*DIRECTIONS FOR THIS TASK*: Examine each line of the data. Copy those that contain the string "subtitle".

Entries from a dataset
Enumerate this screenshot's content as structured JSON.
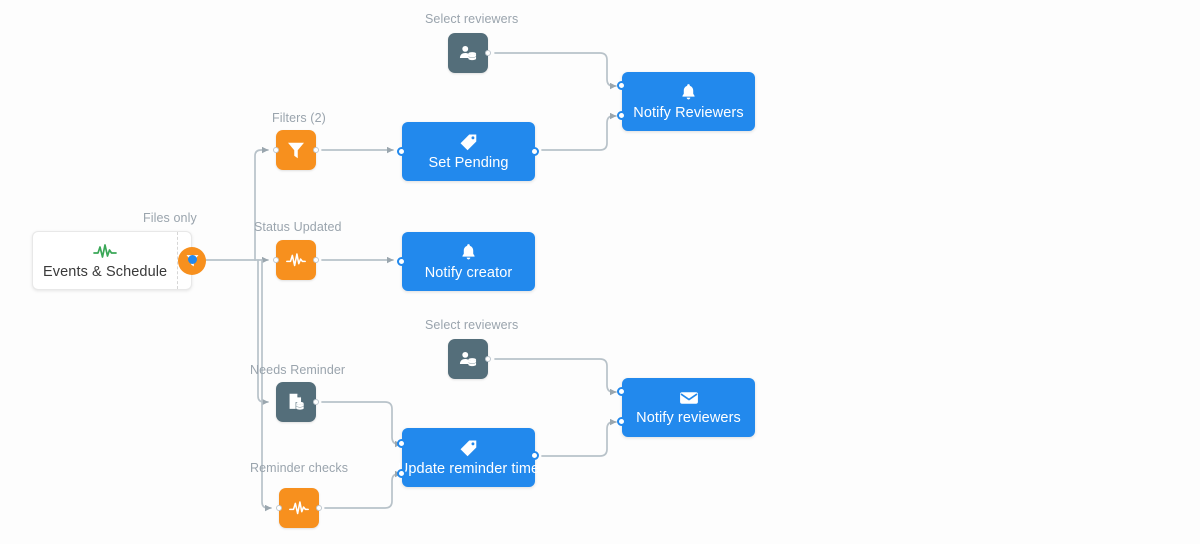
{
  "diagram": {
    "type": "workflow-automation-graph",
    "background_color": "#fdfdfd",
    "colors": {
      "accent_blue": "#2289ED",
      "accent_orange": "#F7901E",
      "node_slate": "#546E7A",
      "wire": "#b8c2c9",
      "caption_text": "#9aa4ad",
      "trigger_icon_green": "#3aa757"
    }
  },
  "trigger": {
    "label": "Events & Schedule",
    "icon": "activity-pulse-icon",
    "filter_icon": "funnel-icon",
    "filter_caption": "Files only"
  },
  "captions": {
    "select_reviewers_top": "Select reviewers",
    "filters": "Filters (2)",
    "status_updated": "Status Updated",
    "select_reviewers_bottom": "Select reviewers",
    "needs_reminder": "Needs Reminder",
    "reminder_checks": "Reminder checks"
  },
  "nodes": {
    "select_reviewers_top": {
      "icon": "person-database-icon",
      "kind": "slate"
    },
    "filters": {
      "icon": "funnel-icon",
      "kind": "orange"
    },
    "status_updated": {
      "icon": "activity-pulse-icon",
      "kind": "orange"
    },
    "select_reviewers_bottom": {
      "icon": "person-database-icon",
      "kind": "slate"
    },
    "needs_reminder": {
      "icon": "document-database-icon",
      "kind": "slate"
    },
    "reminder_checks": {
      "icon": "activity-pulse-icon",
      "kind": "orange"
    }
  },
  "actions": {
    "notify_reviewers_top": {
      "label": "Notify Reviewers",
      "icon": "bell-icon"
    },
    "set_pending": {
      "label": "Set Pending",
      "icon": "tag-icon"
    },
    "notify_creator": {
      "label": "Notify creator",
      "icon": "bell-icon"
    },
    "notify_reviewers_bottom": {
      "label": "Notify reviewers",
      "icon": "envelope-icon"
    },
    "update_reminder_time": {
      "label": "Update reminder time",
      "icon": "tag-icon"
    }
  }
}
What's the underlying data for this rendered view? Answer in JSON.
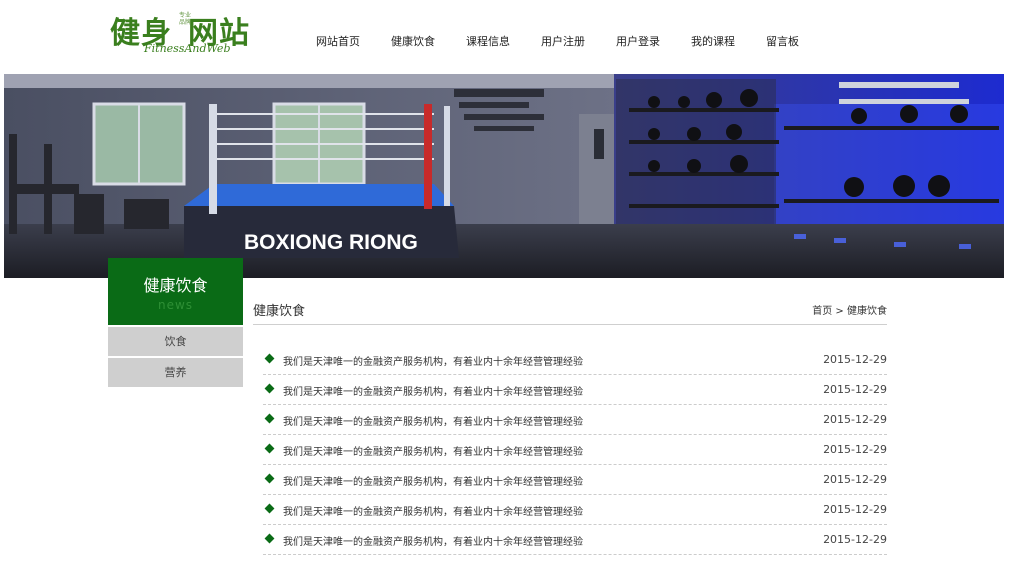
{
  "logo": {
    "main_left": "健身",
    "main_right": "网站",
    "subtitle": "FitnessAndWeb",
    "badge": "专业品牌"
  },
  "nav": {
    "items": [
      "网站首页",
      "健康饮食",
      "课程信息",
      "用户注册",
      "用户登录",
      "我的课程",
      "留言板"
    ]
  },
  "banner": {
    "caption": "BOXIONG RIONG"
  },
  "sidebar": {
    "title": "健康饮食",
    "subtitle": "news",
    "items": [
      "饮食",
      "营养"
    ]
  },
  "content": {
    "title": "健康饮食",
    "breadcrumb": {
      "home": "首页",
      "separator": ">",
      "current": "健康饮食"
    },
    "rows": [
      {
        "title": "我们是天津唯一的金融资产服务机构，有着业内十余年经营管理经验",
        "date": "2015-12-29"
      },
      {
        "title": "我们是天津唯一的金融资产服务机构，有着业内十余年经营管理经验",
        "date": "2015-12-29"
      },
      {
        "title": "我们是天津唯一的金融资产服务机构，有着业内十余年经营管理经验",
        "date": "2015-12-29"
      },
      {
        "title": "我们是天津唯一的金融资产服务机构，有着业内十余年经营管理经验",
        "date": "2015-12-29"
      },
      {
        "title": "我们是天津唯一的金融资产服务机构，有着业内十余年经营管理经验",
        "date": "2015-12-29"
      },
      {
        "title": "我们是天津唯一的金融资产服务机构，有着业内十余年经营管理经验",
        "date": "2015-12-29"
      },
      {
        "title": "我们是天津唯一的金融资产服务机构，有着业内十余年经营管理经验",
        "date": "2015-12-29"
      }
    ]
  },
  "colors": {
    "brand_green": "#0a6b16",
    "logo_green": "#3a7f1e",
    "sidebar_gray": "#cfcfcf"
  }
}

*FINAL ANSWER*:
    "subtitle": "FitnessAndWeb",
    "subtitle": "news",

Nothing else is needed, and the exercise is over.